[Collection entries]
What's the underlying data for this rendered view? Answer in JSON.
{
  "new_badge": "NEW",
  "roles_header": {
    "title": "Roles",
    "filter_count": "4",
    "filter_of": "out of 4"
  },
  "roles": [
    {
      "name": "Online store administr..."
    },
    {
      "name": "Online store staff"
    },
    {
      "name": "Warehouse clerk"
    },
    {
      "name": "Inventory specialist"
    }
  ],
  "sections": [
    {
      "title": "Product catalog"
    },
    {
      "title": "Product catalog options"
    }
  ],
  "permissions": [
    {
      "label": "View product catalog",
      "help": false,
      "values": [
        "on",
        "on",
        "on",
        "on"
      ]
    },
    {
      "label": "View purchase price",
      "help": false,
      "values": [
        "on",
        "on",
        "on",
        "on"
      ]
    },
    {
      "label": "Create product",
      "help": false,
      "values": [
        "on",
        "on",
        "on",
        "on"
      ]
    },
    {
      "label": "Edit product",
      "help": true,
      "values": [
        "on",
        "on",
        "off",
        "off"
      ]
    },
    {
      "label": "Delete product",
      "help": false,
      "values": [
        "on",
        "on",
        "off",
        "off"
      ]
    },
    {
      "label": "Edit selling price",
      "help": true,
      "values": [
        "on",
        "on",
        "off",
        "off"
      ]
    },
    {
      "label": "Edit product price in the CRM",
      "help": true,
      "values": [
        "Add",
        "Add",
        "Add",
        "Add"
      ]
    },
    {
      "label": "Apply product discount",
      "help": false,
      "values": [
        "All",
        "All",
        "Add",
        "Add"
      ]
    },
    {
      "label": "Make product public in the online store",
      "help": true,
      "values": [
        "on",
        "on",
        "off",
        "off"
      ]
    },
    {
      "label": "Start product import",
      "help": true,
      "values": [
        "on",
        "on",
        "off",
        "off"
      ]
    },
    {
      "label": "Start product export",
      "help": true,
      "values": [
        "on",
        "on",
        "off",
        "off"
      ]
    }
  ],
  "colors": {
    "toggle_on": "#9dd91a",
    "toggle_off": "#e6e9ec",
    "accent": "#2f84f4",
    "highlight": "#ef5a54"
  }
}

## Goal
Exactly reproduce the material above.

## Output for this exercise
What's the underlying data for this rendered view? Answer in JSON.
{
  "new_badge": "NEW",
  "roles_header": {
    "title": "Roles",
    "filter_count": "4",
    "filter_of": "out of 4"
  },
  "roles": [
    {
      "name": "Online store administr..."
    },
    {
      "name": "Online store staff"
    },
    {
      "name": "Warehouse clerk"
    },
    {
      "name": "Inventory specialist"
    }
  ],
  "sections": [
    {
      "title": "Product catalog"
    },
    {
      "title": "Product catalog options"
    }
  ],
  "permissions": [
    {
      "label": "View product catalog",
      "help": false,
      "values": [
        "on",
        "on",
        "on",
        "on"
      ]
    },
    {
      "label": "View purchase price",
      "help": false,
      "values": [
        "on",
        "on",
        "on",
        "on"
      ]
    },
    {
      "label": "Create product",
      "help": false,
      "values": [
        "on",
        "on",
        "on",
        "on"
      ]
    },
    {
      "label": "Edit product",
      "help": true,
      "values": [
        "on",
        "on",
        "off",
        "off"
      ]
    },
    {
      "label": "Delete product",
      "help": false,
      "values": [
        "on",
        "on",
        "off",
        "off"
      ]
    },
    {
      "label": "Edit selling price",
      "help": true,
      "values": [
        "on",
        "on",
        "off",
        "off"
      ]
    },
    {
      "label": "Edit product price in the CRM",
      "help": true,
      "values": [
        "Add",
        "Add",
        "Add",
        "Add"
      ]
    },
    {
      "label": "Apply product discount",
      "help": false,
      "values": [
        "All",
        "All",
        "Add",
        "Add"
      ]
    },
    {
      "label": "Make product public in the online store",
      "help": true,
      "values": [
        "on",
        "on",
        "off",
        "off"
      ]
    },
    {
      "label": "Start product import",
      "help": true,
      "values": [
        "on",
        "on",
        "off",
        "off"
      ]
    },
    {
      "label": "Start product export",
      "help": true,
      "values": [
        "on",
        "on",
        "off",
        "off"
      ]
    }
  ],
  "colors": {
    "toggle_on": "#9dd91a",
    "toggle_off": "#e6e9ec",
    "accent": "#2f84f4",
    "highlight": "#ef5a54"
  }
}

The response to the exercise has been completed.